What is expected:
Pictures don't belong in the copy; print all the records exactly.

Collected data entries:
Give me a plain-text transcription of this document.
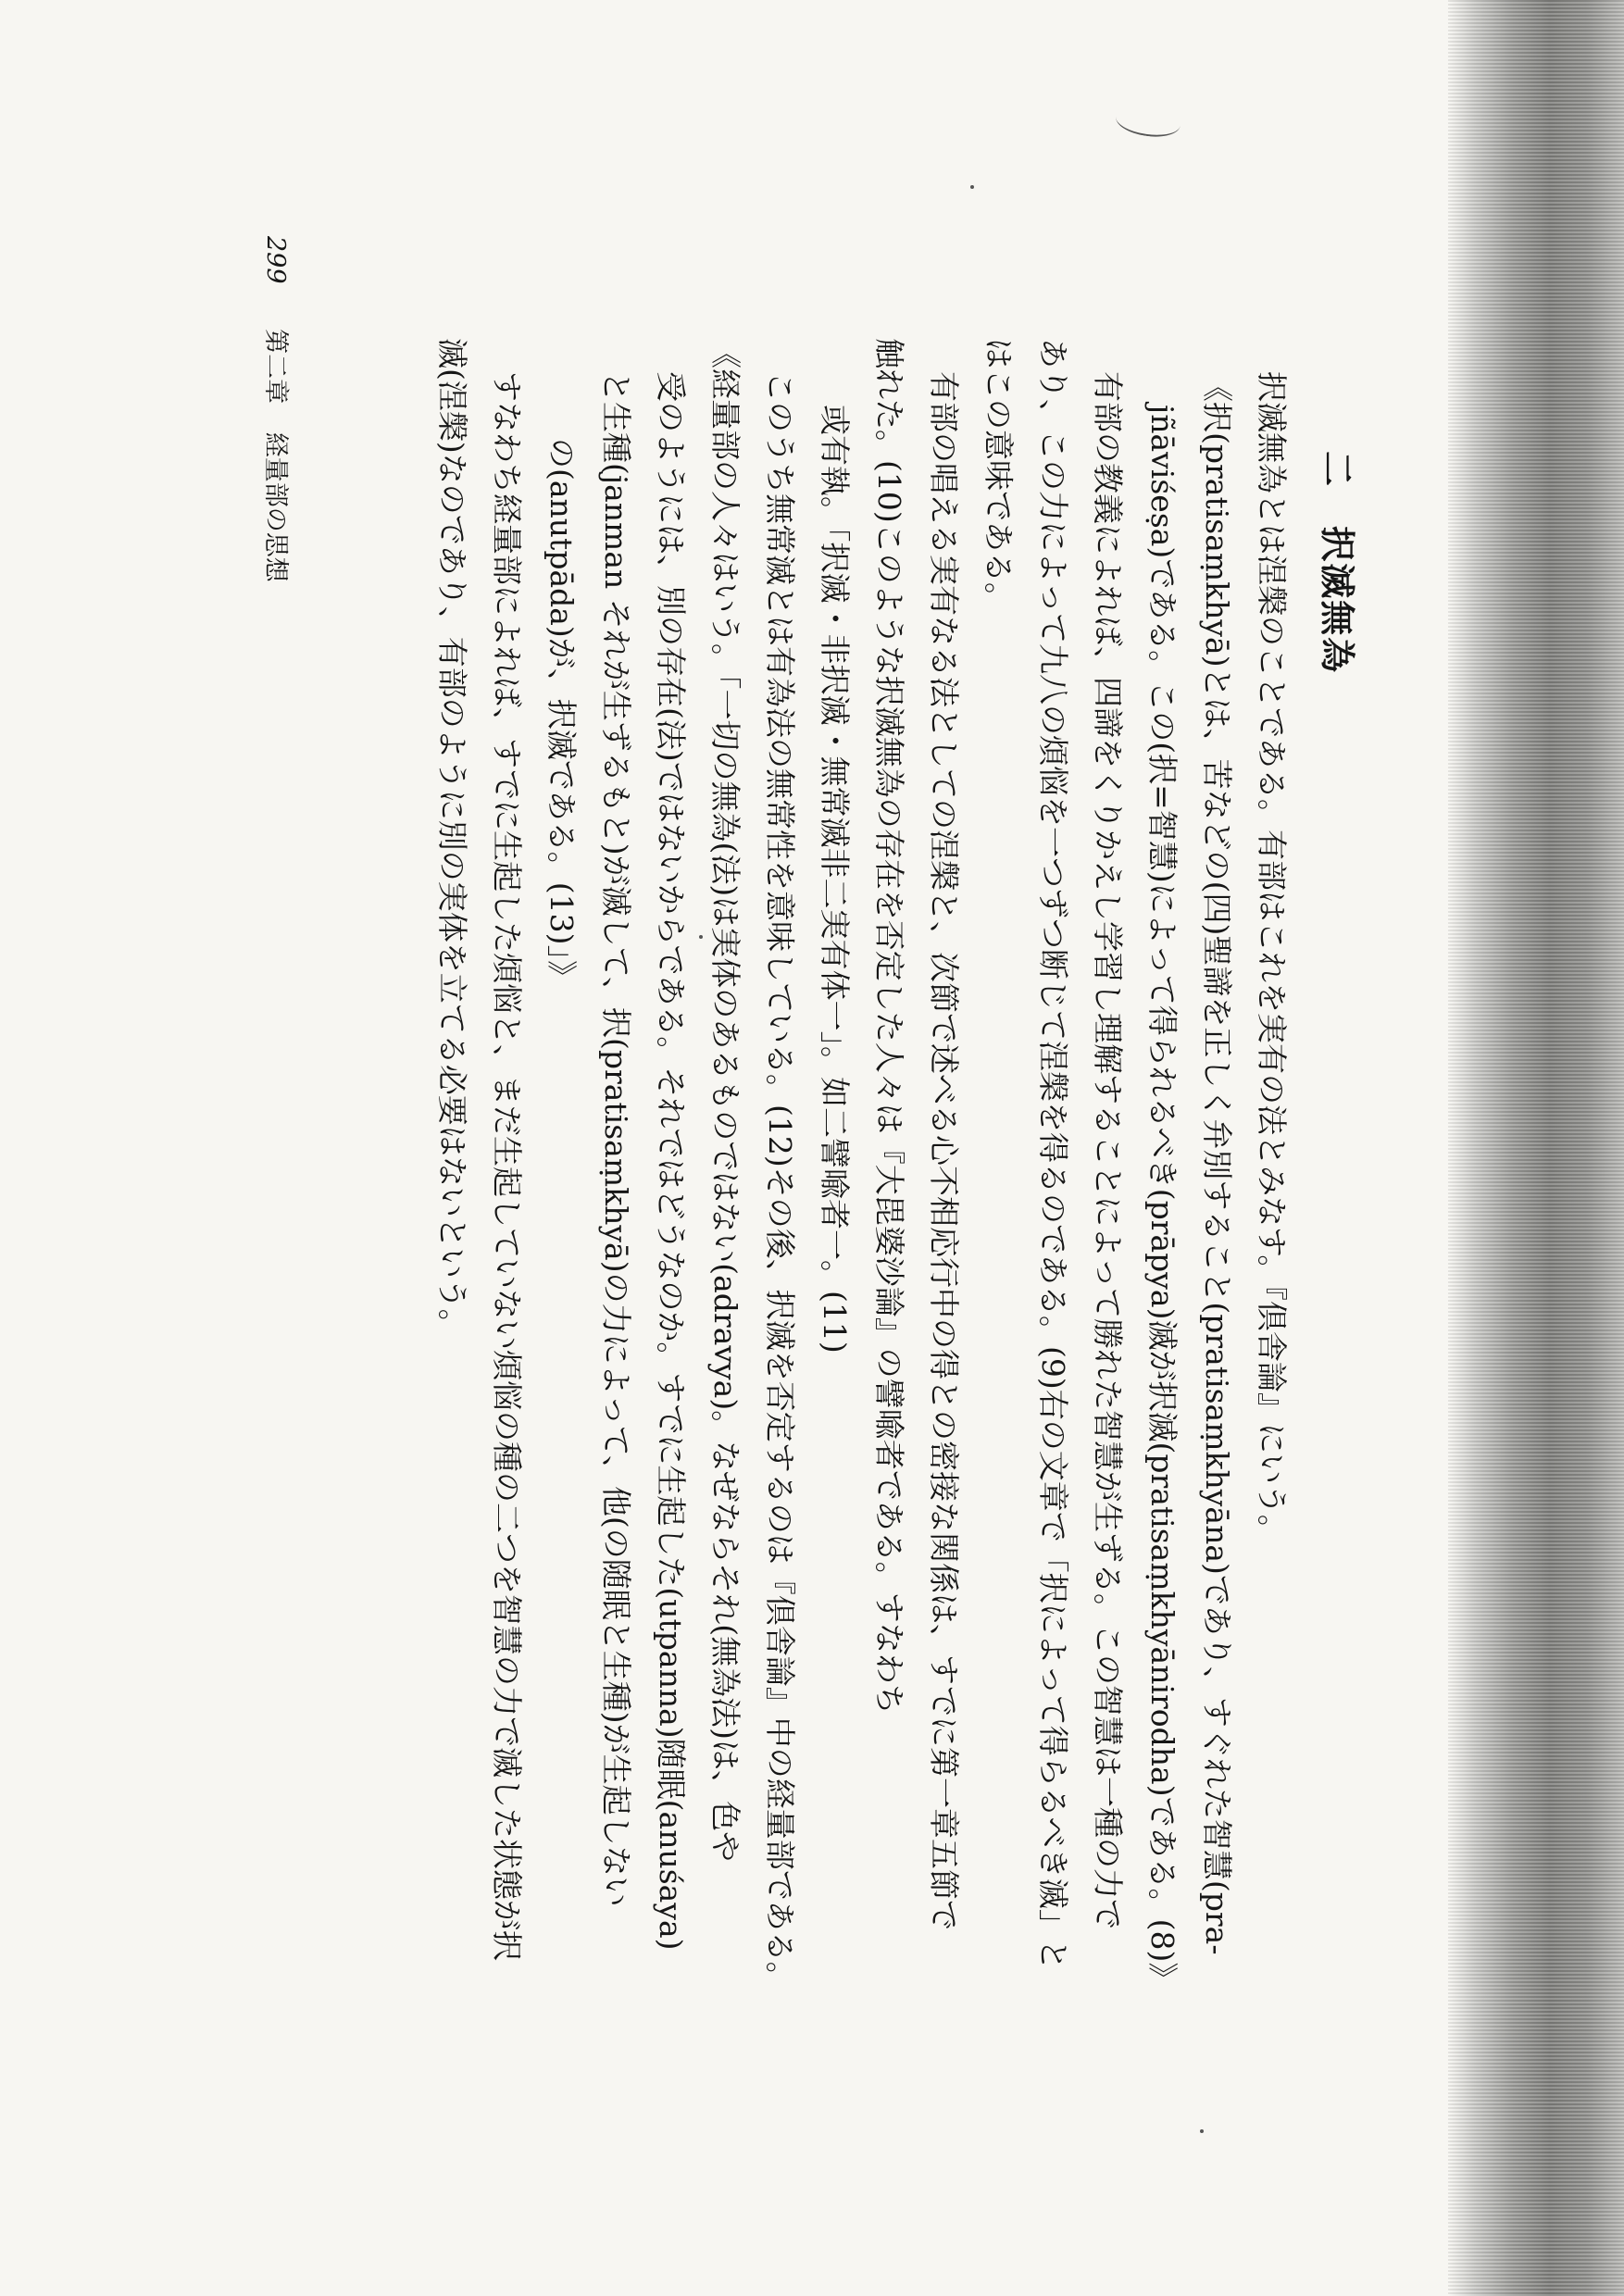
299 第二章 経量部の思想	二 択滅無為
択滅無為とは涅槃のことである。有部はこれを実有の法とみなす。『倶舎論』にいう。
《択(pratisaṃkhyā)とは、苦などの(四)聖諦を正しく弁別すること(pratisaṃkhyāna)であり、すぐれた智慧(pra-
jñāviśeṣa)である。この(択=智慧)によって得られるべき(prāpya)滅が択滅(pratisaṃkhyānirodha)である。(8)》
有部の教義によれば、四諦をくりかえし学習し理解することによって勝れた智慧が生ずる。この智慧は一種の力で
あり、この力によって九八の煩悩を一つずつ断じて涅槃を得るのである。(9)右の文章で「択によって得らるべき滅」と
はこの意味である。
有部の唱える実有なる法としての涅槃と、次節で述べる心不相応行中の得との密接な関係は、すでに第一章五節で
触れた。(10)このような択滅無為の存在を否定した人々は『大毘婆沙論』の譬喩者である。すなわち
或有執。「択滅・非択滅・無常滅非二実有体一」。如二譬喩者一。(11)
このうち無常滅とは有為法の無常性を意味している。(12)その後、択滅を否定するのは『倶舎論』中の経量部である。
《経量部の人々はいう。「一切の無為(法)は実体のあるものではない(adravya)。なぜならそれ(無為法)は、色や
受のようには、別の存在(法)ではないからである。それではどうなのか。すでに生起した(utpanna)随眠(anuśaya)
と生種(janman それが生ずるもと)が滅して、択(pratisaṃkhyā)の力によって、他(の随眠と生種)が生起しない
の(anutpāda)が、択滅である。(13)」》
すなわち経量部によれば、すでに生起した煩悩と、まだ生起していない煩悩の種の二つを智慧の力で滅した状態が択
滅(涅槃)なのであり、有部のように別の実体を立てる必要はないという。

Finished task:
Give me a plain-text transcription of this document.
299 第二章 経量部の思想	二 択滅無為
択滅無為とは涅槃のことである。有部はこれを実有の法とみなす。『倶舎論』にいう。
《択(pratisaṃkhyā)とは、苦などの(四)聖諦を正しく弁別すること(pratisaṃkhyāna)であり、すぐれた智慧(pra-
jñāviśeṣa)である。この(択=智慧)によって得られるべき(prāpya)滅が択滅(pratisaṃkhyānirodha)である。(8)》
有部の教義によれば、四諦をくりかえし学習し理解することによって勝れた智慧が生ずる。この智慧は一種の力で
あり、この力によって九八の煩悩を一つずつ断じて涅槃を得るのである。(9)右の文章で「択によって得らるべき滅」と
はこの意味である。
有部の唱える実有なる法としての涅槃と、次節で述べる心不相応行中の得との密接な関係は、すでに第一章五節で
触れた。(10)このような択滅無為の存在を否定した人々は『大毘婆沙論』の譬喩者である。すなわち
或有執。「択滅・非択滅・無常滅非二実有体一」。如二譬喩者一。(11)
このうち無常滅とは有為法の無常性を意味している。(12)その後、択滅を否定するのは『倶舎論』中の経量部である。
《経量部の人々はいう。「一切の無為(法)は実体のあるものではない(adravya)。なぜならそれ(無為法)は、色や
受のようには、別の存在(法)ではないからである。それではどうなのか。すでに生起した(utpanna)随眠(anuśaya)
と生種(janman それが生ずるもと)が滅して、択(pratisaṃkhyā)の力によって、他(の随眠と生種)が生起しない
の(anutpāda)が、択滅である。(13)」》
すなわち経量部によれば、すでに生起した煩悩と、まだ生起していない煩悩の種の二つを智慧の力で滅した状態が択
滅(涅槃)なのであり、有部のように別の実体を立てる必要はないという。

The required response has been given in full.